Element and region listings:
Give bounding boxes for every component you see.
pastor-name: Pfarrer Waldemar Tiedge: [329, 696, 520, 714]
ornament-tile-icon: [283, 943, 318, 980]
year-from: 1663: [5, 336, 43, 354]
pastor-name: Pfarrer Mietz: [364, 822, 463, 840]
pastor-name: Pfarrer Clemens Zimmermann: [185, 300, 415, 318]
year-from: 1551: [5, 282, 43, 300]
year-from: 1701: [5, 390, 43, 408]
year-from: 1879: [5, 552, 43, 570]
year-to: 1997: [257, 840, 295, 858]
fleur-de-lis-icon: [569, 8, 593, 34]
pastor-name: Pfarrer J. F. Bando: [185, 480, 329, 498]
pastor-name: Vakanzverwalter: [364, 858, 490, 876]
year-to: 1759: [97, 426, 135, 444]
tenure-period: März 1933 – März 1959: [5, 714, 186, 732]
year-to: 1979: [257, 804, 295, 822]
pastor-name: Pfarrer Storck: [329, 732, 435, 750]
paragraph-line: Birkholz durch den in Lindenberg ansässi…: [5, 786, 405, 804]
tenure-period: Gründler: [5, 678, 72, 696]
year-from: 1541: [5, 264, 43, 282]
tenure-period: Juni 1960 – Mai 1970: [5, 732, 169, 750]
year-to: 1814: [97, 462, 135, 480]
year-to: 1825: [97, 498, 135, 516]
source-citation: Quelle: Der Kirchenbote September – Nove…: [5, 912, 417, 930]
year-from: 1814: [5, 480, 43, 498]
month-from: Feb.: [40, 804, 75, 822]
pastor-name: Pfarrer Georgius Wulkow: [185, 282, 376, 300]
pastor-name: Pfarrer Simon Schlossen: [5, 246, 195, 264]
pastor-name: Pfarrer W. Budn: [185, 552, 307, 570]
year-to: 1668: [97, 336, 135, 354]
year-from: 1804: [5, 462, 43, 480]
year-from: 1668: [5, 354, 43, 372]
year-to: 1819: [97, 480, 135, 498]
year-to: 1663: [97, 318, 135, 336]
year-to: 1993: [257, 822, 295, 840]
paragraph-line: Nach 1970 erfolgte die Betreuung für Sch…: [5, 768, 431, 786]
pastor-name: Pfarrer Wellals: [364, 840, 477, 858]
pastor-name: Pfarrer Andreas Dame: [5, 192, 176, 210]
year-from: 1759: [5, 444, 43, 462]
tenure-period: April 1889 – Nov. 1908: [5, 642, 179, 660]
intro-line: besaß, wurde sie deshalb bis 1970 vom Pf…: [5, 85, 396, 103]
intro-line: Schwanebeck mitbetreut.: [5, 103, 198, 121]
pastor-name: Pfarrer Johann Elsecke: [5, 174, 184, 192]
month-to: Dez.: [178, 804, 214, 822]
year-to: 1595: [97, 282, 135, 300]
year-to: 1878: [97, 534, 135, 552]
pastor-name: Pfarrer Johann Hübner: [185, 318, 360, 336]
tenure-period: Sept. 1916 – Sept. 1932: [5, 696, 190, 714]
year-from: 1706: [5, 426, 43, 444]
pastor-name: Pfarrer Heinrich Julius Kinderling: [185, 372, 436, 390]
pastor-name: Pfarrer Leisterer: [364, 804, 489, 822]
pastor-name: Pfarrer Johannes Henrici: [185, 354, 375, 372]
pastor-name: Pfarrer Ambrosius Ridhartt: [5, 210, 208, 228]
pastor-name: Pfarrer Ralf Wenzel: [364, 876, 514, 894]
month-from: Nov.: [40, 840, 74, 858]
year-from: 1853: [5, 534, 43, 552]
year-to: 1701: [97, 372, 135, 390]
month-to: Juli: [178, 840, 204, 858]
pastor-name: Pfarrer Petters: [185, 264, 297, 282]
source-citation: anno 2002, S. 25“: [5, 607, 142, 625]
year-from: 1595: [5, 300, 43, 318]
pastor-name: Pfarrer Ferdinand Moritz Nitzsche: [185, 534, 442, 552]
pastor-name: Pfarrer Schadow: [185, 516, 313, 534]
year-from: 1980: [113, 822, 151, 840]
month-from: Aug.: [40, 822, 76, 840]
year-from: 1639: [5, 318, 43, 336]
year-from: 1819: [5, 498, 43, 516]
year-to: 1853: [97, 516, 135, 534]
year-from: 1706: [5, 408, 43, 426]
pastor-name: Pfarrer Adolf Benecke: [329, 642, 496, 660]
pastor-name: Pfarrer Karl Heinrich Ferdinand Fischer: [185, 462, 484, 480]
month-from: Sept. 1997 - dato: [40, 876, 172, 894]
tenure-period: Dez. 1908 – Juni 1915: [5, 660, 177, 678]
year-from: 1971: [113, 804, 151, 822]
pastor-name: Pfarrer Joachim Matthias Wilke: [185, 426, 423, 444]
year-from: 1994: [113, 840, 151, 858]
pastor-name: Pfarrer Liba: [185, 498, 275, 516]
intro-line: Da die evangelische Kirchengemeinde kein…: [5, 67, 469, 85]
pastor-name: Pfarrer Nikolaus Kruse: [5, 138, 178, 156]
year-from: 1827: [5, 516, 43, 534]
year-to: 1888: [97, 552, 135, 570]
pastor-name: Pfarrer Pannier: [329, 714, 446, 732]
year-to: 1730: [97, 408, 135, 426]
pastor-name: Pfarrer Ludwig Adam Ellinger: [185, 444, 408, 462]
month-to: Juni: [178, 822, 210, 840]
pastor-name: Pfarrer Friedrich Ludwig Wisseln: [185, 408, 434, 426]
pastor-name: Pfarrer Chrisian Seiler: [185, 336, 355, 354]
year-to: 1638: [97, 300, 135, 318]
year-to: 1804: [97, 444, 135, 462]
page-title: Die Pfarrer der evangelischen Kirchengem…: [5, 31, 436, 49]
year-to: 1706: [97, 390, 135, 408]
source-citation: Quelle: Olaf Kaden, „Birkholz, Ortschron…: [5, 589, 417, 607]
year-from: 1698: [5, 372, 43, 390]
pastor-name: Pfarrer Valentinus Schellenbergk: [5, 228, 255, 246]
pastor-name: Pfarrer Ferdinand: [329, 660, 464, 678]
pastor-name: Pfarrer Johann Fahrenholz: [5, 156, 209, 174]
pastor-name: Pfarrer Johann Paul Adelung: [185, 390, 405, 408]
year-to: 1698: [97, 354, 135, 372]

▶ **What to produce**
Reproduce all of the rows above, replacing every occurrence of "pastor-name" with "minister-name" and leaving everything else unchanged.

▶ **The response**
Give bounding boxes for every component you see.
minister-name: Pfarrer Waldemar Tiedge: [329, 696, 520, 714]
ornament-tile-icon: [283, 943, 318, 980]
year-from: 1663: [5, 336, 43, 354]
minister-name: Pfarrer Mietz: [364, 822, 463, 840]
minister-name: Pfarrer Clemens Zimmermann: [185, 300, 415, 318]
year-from: 1551: [5, 282, 43, 300]
year-from: 1701: [5, 390, 43, 408]
year-from: 1879: [5, 552, 43, 570]
year-to: 1997: [257, 840, 295, 858]
fleur-de-lis-icon: [569, 8, 593, 34]
minister-name: Pfarrer J. F. Bando: [185, 480, 329, 498]
minister-name: Vakanzverwalter: [364, 858, 490, 876]
year-to: 1759: [97, 426, 135, 444]
tenure-period: März 1933 – März 1959: [5, 714, 186, 732]
year-to: 1979: [257, 804, 295, 822]
minister-name: Pfarrer Storck: [329, 732, 435, 750]
paragraph-line: Birkholz durch den in Lindenberg ansässi…: [5, 786, 405, 804]
tenure-period: Gründler: [5, 678, 72, 696]
year-from: 1541: [5, 264, 43, 282]
tenure-period: Juni 1960 – Mai 1970: [5, 732, 169, 750]
year-to: 1814: [97, 462, 135, 480]
year-to: 1825: [97, 498, 135, 516]
source-citation: Quelle: Der Kirchenbote September – Nove…: [5, 912, 417, 930]
year-from: 1814: [5, 480, 43, 498]
month-from: Feb.: [40, 804, 75, 822]
minister-name: Pfarrer Georgius Wulkow: [185, 282, 376, 300]
minister-name: Pfarrer Simon Schlossen: [5, 246, 195, 264]
minister-name: Pfarrer W. Budn: [185, 552, 307, 570]
year-to: 1668: [97, 336, 135, 354]
year-from: 1804: [5, 462, 43, 480]
year-from: 1668: [5, 354, 43, 372]
year-to: 1819: [97, 480, 135, 498]
year-to: 1663: [97, 318, 135, 336]
year-to: 1993: [257, 822, 295, 840]
paragraph-line: Nach 1970 erfolgte die Betreuung für Sch…: [5, 768, 431, 786]
minister-name: Pfarrer Wellals: [364, 840, 477, 858]
minister-name: Pfarrer Andreas Dame: [5, 192, 176, 210]
year-from: 1759: [5, 444, 43, 462]
tenure-period: April 1889 – Nov. 1908: [5, 642, 179, 660]
intro-line: besaß, wurde sie deshalb bis 1970 vom Pf…: [5, 85, 396, 103]
intro-line: Schwanebeck mitbetreut.: [5, 103, 198, 121]
minister-name: Pfarrer Johann Elsecke: [5, 174, 184, 192]
month-to: Dez.: [178, 804, 214, 822]
year-to: 1595: [97, 282, 135, 300]
year-to: 1878: [97, 534, 135, 552]
minister-name: Pfarrer Johann Hübner: [185, 318, 360, 336]
tenure-period: Sept. 1916 – Sept. 1932: [5, 696, 190, 714]
year-from: 1706: [5, 426, 43, 444]
minister-name: Pfarrer Heinrich Julius Kinderling: [185, 372, 436, 390]
minister-name: Pfarrer Leisterer: [364, 804, 489, 822]
minister-name: Pfarrer Johannes Henrici: [185, 354, 375, 372]
minister-name: Pfarrer Ambrosius Ridhartt: [5, 210, 208, 228]
minister-name: Pfarrer Ralf Wenzel: [364, 876, 514, 894]
month-from: Nov.: [40, 840, 74, 858]
year-from: 1853: [5, 534, 43, 552]
year-to: 1701: [97, 372, 135, 390]
month-to: Juli: [178, 840, 204, 858]
minister-name: Pfarrer Petters: [185, 264, 297, 282]
source-citation: anno 2002, S. 25“: [5, 607, 142, 625]
year-from: 1595: [5, 300, 43, 318]
minister-name: Pfarrer Ferdinand Moritz Nitzsche: [185, 534, 442, 552]
minister-name: Pfarrer Schadow: [185, 516, 313, 534]
year-from: 1980: [113, 822, 151, 840]
month-from: Aug.: [40, 822, 76, 840]
year-from: 1639: [5, 318, 43, 336]
year-from: 1819: [5, 498, 43, 516]
year-to: 1853: [97, 516, 135, 534]
year-from: 1706: [5, 408, 43, 426]
minister-name: Pfarrer Adolf Benecke: [329, 642, 496, 660]
minister-name: Pfarrer Karl Heinrich Ferdinand Fischer: [185, 462, 484, 480]
month-from: Sept. 1997 - dato: [40, 876, 172, 894]
tenure-period: Dez. 1908 – Juni 1915: [5, 660, 177, 678]
year-from: 1971: [113, 804, 151, 822]
minister-name: Pfarrer Joachim Matthias Wilke: [185, 426, 423, 444]
year-from: 1994: [113, 840, 151, 858]
minister-name: Pfarrer Liba: [185, 498, 275, 516]
intro-line: Da die evangelische Kirchengemeinde kein…: [5, 67, 469, 85]
minister-name: Pfarrer Nikolaus Kruse: [5, 138, 178, 156]
year-from: 1827: [5, 516, 43, 534]
year-to: 1888: [97, 552, 135, 570]
minister-name: Pfarrer Pannier: [329, 714, 446, 732]
year-to: 1730: [97, 408, 135, 426]
minister-name: Pfarrer Ludwig Adam Ellinger: [185, 444, 408, 462]
month-to: Juni: [178, 822, 210, 840]
minister-name: Pfarrer Friedrich Ludwig Wisseln: [185, 408, 434, 426]
minister-name: Pfarrer Chrisian Seiler: [185, 336, 355, 354]
year-to: 1638: [97, 300, 135, 318]
year-to: 1804: [97, 444, 135, 462]
page-title: Die Pfarrer der evangelischen Kirchengem…: [5, 31, 436, 49]
year-to: 1706: [97, 390, 135, 408]
source-citation: Quelle: Olaf Kaden, „Birkholz, Ortschron…: [5, 589, 417, 607]
year-from: 1698: [5, 372, 43, 390]
minister-name: Pfarrer Valentinus Schellenbergk: [5, 228, 255, 246]
minister-name: Pfarrer Ferdinand: [329, 660, 464, 678]
minister-name: Pfarrer Johann Fahrenholz: [5, 156, 209, 174]
minister-name: Pfarrer Johann Paul Adelung: [185, 390, 405, 408]
year-to: 1698: [97, 354, 135, 372]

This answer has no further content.